(Data excerpts)

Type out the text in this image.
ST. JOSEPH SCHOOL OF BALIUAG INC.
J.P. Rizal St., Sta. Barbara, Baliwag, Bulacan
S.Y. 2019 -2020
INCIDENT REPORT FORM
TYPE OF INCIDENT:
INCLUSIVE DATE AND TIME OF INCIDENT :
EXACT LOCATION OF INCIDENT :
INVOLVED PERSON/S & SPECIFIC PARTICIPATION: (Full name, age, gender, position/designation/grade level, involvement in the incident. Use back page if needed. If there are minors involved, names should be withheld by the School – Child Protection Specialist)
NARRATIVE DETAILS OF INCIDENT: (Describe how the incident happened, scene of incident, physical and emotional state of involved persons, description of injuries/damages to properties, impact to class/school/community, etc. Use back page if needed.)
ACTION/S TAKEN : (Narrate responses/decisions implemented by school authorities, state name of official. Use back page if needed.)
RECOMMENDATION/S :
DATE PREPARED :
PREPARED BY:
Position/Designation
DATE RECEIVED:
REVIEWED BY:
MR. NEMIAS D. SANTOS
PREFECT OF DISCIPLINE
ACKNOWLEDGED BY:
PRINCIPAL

- **Instruction**: Extract the full listing above without altering anything.

- **Result of the task**:
Type out the text in this image.
ST. JOSEPH SCHOOL OF BALIUAG INC.
J.P. Rizal St., Sta. Barbara, Baliwag, Bulacan
S.Y. 2019 -2020
INCIDENT REPORT FORM
TYPE OF INCIDENT:
INCLUSIVE DATE AND TIME OF INCIDENT :
EXACT LOCATION OF INCIDENT :
INVOLVED PERSON/S & SPECIFIC PARTICIPATION: (Full name, age, gender, position/designation/grade level, involvement in the incident. Use back page if needed. If there are minors involved, names should be withheld by the School – Child Protection Specialist)
NARRATIVE DETAILS OF INCIDENT: (Describe how the incident happened, scene of incident, physical and emotional state of involved persons, description of injuries/damages to properties, impact to class/school/community, etc. Use back page if needed.)
ACTION/S TAKEN : (Narrate responses/decisions implemented by school authorities, state name of official. Use back page if needed.)
RECOMMENDATION/S :
DATE PREPARED :
PREPARED BY:
Position/Designation
DATE RECEIVED:
REVIEWED BY:
MR. NEMIAS D. SANTOS
PREFECT OF DISCIPLINE
ACKNOWLEDGED BY:
PRINCIPAL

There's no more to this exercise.